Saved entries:
# # #

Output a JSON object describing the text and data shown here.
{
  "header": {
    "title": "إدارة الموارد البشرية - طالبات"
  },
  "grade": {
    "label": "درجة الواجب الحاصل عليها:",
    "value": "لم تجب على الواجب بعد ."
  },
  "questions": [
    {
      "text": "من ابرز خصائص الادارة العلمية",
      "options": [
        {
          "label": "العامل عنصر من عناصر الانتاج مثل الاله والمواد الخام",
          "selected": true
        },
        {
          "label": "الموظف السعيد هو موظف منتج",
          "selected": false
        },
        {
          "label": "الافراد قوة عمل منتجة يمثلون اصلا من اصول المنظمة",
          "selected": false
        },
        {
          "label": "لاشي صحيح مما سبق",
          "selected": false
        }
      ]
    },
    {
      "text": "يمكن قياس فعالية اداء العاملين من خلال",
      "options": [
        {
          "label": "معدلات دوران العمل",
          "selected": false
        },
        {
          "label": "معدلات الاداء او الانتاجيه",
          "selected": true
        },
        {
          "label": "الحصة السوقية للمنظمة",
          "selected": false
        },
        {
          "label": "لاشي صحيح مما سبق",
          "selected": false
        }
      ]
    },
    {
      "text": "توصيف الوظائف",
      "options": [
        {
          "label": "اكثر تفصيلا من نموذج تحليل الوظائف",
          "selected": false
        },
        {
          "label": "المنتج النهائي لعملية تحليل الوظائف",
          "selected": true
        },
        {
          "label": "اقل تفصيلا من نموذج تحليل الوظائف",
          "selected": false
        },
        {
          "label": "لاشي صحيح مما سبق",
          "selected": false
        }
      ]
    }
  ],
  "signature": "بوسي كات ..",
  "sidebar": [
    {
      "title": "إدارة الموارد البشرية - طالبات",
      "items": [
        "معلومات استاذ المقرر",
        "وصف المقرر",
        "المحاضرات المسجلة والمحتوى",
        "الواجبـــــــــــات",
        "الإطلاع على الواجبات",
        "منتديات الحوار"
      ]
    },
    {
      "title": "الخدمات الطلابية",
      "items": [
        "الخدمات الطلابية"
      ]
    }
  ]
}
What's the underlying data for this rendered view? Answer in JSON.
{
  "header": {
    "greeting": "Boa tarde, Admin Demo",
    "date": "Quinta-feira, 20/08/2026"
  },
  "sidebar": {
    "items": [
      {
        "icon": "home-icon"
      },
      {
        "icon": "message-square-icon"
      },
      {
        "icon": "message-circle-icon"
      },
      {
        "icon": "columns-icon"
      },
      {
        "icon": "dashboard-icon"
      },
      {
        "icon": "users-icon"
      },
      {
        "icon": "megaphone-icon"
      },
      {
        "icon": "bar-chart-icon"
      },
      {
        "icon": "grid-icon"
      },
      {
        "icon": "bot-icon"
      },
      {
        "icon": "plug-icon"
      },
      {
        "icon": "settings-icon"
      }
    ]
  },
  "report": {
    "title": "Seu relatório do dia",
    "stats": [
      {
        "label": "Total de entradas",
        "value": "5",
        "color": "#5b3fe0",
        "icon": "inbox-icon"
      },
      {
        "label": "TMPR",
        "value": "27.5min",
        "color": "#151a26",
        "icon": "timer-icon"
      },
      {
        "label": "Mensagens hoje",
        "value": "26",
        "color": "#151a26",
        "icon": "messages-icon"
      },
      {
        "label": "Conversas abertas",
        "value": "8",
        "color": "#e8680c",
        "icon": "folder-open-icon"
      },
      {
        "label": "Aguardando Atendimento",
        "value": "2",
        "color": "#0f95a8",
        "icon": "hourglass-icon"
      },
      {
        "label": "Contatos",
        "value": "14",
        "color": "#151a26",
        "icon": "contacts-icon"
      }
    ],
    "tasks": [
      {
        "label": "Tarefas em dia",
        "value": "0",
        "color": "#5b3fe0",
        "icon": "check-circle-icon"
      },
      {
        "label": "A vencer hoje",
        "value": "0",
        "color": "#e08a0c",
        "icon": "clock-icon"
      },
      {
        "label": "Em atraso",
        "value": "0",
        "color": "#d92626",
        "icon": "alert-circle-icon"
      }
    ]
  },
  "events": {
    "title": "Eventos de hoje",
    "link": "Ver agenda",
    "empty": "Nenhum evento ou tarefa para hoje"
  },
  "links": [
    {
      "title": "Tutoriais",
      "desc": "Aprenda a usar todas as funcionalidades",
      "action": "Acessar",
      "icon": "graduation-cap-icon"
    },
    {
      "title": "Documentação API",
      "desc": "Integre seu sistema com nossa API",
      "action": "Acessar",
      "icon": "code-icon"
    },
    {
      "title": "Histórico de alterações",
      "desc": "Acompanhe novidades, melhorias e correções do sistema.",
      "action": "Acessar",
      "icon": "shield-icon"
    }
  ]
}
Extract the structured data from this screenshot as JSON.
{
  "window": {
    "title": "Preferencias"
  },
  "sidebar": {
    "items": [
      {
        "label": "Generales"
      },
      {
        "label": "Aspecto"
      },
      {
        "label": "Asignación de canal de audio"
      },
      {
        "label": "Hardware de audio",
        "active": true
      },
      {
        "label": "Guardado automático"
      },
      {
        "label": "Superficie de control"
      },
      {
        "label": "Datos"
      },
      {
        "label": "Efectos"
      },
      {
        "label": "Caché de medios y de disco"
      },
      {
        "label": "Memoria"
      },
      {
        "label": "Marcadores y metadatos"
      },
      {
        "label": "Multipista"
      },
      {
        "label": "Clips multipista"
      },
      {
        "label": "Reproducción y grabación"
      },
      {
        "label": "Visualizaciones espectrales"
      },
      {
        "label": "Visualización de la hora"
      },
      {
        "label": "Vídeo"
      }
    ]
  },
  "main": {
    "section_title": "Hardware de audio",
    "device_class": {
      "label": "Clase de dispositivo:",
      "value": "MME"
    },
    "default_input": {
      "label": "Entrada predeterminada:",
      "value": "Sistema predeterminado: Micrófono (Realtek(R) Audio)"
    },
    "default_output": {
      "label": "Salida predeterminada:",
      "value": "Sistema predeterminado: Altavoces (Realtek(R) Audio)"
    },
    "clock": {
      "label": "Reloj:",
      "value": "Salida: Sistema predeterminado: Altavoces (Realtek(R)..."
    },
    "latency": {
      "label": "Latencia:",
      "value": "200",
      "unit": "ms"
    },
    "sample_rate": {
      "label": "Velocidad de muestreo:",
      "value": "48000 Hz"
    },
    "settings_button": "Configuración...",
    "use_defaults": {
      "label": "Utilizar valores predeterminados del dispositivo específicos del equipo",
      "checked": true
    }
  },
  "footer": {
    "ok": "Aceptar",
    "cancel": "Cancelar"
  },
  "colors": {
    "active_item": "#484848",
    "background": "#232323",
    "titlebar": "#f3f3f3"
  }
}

# # #

• [Set problem] Show, from the listing above, each line that contains the word "this".

• [Correct result]
What's the underlying data for this rendered view? Answer in JSON.
Extract the structured data from this screenshot as JSON.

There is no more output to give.